Records contained in a dataset:
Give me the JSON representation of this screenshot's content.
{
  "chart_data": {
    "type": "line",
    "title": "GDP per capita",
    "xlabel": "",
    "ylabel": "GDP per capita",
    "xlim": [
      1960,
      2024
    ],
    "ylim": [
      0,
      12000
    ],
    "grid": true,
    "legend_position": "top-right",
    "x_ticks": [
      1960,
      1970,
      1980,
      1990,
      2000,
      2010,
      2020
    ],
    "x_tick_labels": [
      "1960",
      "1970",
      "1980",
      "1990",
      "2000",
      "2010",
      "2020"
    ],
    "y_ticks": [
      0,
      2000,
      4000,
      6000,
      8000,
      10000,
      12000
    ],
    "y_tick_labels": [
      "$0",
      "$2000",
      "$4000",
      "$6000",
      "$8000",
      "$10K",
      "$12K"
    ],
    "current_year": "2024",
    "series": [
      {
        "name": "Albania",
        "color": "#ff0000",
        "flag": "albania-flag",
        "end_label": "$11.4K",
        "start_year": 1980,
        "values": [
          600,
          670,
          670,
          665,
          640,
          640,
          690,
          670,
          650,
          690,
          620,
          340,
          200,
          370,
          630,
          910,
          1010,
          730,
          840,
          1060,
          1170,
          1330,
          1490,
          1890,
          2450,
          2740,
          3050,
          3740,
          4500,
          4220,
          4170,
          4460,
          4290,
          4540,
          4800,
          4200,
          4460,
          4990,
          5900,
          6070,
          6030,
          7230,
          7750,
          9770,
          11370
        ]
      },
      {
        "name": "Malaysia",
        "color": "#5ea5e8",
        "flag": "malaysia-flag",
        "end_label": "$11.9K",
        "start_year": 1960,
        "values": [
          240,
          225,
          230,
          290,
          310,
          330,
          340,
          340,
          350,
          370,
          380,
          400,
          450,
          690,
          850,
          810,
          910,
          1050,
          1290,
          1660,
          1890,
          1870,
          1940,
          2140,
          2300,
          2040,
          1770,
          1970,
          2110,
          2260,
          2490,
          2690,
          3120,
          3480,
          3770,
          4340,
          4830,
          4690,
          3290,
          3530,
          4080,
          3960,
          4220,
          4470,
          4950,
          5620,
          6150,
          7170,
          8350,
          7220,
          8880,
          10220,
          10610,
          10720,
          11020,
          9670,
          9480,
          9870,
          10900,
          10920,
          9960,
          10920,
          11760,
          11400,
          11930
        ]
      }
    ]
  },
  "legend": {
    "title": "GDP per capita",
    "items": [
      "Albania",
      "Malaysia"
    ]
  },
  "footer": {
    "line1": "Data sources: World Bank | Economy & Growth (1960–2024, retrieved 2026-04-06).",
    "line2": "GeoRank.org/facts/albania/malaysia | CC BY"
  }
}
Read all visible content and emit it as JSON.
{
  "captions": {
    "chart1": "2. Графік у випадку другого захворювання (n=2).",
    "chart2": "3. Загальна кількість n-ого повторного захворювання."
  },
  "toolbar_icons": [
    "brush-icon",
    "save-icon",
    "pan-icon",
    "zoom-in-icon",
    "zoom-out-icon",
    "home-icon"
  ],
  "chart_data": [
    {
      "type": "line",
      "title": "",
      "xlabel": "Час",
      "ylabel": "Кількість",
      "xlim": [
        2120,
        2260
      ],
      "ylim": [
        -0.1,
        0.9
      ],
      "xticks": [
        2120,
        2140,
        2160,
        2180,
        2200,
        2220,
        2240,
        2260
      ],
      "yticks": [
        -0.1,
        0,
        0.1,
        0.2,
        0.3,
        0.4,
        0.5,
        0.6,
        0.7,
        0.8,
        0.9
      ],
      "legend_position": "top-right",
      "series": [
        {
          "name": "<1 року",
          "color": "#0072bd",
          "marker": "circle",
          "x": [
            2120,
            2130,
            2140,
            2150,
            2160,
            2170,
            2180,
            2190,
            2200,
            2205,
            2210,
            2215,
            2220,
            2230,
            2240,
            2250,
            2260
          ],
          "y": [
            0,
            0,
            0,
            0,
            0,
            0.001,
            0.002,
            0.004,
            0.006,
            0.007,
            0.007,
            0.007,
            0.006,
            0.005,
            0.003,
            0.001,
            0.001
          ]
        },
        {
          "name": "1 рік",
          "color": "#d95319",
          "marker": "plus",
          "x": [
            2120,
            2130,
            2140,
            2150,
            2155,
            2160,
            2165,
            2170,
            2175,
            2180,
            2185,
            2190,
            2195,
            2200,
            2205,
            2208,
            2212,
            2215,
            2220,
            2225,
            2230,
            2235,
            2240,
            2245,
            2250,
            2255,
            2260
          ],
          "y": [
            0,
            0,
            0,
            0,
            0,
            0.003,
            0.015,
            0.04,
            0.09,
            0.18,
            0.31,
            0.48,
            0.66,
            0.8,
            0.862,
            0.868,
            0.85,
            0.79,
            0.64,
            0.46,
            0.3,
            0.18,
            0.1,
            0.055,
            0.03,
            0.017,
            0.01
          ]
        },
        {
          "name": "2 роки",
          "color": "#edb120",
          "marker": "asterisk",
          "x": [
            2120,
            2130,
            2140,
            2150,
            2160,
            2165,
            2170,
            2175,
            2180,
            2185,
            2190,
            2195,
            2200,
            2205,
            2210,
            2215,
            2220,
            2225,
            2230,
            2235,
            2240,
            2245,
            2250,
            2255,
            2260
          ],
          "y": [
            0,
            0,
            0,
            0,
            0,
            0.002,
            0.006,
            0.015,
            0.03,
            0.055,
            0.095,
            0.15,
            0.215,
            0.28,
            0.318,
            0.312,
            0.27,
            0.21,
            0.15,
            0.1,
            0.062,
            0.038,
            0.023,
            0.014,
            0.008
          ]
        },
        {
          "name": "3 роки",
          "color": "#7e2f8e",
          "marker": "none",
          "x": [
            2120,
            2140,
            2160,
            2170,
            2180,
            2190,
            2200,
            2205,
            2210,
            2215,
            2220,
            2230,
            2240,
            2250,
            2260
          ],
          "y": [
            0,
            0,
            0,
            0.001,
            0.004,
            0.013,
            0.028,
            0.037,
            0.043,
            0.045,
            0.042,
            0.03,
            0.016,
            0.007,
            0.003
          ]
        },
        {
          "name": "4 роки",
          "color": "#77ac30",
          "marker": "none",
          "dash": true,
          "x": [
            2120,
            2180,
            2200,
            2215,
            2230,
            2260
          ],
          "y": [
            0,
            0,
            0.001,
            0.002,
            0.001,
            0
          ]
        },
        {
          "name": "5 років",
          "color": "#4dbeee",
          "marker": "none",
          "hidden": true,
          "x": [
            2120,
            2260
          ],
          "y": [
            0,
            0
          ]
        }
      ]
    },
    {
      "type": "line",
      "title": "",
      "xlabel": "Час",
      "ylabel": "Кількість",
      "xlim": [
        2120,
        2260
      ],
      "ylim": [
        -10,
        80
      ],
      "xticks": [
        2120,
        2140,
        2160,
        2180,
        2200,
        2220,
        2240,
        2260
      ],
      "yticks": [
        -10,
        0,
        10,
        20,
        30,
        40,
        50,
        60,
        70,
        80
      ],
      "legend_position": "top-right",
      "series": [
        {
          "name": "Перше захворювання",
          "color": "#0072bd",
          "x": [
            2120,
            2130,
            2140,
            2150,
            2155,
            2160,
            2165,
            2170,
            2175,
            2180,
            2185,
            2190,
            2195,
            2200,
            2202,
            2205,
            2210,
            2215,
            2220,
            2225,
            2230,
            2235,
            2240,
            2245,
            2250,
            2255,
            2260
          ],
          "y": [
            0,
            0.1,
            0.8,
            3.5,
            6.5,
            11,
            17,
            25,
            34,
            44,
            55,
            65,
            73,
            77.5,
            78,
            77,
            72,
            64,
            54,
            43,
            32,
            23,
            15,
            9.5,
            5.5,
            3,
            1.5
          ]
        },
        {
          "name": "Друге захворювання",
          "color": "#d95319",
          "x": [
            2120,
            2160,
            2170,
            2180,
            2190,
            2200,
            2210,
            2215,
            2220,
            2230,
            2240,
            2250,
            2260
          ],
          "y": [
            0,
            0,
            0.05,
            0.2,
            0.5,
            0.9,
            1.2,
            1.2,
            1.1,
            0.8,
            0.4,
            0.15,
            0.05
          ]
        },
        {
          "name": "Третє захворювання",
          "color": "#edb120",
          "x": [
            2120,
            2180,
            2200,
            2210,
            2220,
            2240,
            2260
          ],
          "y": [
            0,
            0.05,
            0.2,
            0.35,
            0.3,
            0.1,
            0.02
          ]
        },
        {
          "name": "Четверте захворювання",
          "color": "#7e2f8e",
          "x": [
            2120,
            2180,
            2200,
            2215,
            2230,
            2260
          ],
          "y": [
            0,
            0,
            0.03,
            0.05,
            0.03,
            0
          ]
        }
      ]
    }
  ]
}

What you will do: Search the listing for the string "content". Copy each line where it turns up.

Answer to the task:
Give me the JSON representation of this screenshot's content.
Read all visible content and emit it as JSON.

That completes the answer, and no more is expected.